- **STATED PROBLEM**:
Look through the data below and return each line where "seed" appears.
++++++
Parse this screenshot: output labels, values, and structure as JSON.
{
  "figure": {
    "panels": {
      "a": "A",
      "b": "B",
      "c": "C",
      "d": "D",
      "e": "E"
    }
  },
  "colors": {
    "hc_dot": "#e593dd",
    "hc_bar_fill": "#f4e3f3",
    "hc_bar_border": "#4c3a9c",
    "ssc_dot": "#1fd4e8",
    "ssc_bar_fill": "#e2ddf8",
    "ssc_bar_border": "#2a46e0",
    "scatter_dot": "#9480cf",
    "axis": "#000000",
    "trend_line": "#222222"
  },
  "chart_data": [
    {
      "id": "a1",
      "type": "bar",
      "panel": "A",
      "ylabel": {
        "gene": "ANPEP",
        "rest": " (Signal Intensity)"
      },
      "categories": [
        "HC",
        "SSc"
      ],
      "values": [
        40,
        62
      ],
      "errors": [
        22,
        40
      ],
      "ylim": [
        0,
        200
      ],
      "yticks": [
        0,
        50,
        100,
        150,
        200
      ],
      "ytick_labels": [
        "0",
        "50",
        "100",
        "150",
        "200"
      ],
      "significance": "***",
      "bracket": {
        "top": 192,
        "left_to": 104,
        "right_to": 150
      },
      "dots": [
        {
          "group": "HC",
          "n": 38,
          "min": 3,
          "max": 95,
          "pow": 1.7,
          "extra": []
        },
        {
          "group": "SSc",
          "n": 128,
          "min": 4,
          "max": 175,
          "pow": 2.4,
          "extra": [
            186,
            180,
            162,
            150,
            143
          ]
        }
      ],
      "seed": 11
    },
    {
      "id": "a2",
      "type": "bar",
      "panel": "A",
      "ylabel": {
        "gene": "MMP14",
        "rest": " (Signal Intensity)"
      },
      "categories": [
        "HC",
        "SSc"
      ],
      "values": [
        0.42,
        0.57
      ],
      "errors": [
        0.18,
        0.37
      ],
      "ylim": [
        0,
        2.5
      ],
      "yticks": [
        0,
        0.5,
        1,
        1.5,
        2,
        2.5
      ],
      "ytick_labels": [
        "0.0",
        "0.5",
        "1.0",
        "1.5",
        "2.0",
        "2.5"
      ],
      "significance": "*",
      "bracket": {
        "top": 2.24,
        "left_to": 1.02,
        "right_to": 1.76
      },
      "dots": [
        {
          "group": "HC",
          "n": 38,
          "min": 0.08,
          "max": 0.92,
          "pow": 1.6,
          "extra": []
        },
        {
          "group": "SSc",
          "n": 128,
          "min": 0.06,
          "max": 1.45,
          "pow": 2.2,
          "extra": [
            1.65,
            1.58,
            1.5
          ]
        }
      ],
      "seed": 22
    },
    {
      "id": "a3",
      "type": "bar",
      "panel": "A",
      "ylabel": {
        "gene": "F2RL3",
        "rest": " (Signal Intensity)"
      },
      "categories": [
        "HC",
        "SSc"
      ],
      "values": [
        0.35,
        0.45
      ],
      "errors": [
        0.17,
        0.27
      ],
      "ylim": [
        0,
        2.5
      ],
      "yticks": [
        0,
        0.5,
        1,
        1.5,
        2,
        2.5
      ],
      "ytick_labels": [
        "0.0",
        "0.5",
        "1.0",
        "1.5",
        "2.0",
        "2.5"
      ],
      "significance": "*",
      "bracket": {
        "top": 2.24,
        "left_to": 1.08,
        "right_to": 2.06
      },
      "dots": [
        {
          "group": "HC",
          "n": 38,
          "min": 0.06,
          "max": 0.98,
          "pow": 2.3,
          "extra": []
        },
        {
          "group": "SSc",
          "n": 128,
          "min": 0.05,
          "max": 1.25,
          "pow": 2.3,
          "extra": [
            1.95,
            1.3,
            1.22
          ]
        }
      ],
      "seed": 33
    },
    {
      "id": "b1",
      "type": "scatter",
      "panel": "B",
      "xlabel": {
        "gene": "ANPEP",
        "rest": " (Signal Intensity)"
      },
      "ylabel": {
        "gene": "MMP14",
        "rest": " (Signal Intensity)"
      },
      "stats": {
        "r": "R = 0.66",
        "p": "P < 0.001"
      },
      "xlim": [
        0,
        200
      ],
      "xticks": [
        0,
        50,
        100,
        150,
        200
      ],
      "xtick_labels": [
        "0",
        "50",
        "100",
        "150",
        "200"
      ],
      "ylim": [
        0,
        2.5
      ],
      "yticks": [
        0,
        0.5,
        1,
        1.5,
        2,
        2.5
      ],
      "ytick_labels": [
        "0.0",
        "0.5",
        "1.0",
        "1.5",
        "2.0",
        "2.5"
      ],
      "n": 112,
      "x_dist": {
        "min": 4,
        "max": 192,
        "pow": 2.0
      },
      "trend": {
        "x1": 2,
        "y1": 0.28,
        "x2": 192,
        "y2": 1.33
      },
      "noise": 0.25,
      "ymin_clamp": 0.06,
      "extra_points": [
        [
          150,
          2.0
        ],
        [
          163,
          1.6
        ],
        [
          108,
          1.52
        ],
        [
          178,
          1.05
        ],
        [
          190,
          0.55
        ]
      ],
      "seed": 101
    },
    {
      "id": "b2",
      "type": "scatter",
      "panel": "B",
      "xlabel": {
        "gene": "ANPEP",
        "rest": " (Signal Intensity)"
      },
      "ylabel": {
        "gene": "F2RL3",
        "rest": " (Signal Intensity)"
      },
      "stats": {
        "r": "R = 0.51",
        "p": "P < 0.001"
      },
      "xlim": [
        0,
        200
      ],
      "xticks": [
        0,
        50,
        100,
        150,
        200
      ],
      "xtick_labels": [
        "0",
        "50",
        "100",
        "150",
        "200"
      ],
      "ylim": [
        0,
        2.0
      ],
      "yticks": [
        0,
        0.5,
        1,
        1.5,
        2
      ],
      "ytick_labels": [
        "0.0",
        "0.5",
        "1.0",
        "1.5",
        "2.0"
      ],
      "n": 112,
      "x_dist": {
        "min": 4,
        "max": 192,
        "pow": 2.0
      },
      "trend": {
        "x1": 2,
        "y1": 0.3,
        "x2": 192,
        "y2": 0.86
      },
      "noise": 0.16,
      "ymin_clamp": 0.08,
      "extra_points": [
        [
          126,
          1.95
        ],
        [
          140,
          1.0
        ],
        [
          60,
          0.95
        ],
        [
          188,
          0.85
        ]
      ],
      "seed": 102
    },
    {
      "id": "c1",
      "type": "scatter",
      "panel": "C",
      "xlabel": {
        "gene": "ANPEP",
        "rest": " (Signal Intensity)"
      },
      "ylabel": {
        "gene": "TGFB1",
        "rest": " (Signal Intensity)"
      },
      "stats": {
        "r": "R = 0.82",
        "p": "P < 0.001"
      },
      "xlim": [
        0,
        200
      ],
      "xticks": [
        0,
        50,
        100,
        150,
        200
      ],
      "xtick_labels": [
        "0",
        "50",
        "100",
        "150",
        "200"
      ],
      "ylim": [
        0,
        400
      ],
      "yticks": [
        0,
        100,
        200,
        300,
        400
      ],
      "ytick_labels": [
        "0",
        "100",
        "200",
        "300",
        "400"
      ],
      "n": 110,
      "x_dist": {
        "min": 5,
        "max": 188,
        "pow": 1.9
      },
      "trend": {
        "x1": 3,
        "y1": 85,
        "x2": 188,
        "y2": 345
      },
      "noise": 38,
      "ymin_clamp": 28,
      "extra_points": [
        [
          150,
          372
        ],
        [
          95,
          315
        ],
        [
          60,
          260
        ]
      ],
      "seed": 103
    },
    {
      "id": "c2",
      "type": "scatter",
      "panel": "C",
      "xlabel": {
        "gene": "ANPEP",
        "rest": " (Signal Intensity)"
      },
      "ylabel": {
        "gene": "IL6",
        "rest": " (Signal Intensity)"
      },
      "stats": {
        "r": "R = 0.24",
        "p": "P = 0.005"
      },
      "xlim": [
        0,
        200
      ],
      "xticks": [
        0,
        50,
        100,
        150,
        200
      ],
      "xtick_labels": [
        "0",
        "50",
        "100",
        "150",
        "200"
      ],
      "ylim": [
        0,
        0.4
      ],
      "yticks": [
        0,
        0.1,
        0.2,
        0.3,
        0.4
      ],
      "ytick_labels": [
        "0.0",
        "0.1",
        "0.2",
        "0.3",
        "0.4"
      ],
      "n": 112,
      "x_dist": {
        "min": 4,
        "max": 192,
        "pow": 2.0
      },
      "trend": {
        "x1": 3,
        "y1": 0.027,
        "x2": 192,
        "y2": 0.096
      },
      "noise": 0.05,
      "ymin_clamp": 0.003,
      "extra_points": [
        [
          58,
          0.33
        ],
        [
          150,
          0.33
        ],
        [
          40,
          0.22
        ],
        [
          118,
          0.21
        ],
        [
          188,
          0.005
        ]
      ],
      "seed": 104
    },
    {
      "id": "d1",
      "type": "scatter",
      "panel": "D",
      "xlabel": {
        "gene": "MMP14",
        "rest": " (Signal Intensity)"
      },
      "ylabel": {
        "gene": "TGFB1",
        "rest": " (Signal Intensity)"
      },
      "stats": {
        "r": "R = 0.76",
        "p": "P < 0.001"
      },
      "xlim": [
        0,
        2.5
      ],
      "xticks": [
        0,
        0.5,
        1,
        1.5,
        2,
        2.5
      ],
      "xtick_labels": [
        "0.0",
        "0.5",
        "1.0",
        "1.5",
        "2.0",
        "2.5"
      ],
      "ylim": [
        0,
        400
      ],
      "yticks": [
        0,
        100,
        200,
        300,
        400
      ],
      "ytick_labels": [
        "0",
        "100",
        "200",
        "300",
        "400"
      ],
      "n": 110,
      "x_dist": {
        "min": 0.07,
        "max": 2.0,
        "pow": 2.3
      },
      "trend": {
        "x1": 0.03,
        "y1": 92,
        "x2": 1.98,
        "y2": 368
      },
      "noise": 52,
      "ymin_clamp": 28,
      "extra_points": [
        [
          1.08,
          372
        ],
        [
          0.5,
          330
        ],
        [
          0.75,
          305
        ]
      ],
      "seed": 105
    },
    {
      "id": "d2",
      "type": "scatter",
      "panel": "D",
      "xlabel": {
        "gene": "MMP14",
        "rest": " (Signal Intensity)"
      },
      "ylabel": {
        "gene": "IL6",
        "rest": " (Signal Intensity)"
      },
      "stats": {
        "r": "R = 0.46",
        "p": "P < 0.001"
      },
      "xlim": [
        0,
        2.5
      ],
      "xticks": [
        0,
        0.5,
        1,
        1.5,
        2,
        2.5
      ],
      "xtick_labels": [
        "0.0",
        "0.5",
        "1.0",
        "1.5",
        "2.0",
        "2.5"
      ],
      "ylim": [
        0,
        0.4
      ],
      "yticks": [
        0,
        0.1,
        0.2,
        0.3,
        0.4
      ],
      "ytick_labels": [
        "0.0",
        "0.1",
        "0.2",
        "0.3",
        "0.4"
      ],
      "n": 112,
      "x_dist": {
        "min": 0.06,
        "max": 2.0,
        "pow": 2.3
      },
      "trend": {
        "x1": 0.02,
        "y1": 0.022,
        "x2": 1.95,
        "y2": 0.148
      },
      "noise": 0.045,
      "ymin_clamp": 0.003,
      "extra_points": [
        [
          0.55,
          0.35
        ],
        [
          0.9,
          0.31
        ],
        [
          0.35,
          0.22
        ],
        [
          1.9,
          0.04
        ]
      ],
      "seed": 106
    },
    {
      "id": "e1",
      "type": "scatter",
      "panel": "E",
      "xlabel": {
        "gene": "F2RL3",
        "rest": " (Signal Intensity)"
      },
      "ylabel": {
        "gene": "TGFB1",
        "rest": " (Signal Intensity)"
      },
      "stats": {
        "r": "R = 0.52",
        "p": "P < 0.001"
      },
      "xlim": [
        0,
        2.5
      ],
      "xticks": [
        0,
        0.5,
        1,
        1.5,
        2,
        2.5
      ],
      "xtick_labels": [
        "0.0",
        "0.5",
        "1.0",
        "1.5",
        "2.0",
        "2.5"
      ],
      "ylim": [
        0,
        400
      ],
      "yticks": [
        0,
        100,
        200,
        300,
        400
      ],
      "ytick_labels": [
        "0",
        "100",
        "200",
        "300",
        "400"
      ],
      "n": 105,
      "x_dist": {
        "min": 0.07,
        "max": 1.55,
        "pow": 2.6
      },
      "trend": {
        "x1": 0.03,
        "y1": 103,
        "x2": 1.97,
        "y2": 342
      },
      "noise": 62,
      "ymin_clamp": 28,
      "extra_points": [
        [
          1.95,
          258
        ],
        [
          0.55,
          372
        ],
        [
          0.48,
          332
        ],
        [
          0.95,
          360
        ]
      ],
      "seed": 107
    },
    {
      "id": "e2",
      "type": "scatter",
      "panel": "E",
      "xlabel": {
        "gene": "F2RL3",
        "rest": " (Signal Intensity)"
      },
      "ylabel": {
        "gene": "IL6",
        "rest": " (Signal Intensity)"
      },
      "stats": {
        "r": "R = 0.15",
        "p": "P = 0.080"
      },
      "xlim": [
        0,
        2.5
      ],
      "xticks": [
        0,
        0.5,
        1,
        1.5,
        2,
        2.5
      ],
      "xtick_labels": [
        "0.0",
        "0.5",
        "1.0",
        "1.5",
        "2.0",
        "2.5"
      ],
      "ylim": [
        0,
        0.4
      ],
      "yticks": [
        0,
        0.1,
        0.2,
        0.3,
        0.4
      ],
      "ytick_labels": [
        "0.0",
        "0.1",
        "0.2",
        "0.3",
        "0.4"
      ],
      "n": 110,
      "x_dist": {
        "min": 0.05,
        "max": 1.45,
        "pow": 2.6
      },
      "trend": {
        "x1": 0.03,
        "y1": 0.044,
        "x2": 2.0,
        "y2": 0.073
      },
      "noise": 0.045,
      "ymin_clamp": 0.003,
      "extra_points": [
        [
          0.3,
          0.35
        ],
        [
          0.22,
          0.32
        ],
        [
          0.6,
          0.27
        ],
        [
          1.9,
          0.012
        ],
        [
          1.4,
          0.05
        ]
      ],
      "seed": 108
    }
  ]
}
++++++
- **SOLUTION TO THIS EXERCISE**:
      "seed": 11
      "seed": 22
      "seed": 33
      "seed": 101
      "seed": 102
      "seed": 103
      "seed": 104
      "seed": 105
      "seed": 106
      "seed": 107
      "seed": 108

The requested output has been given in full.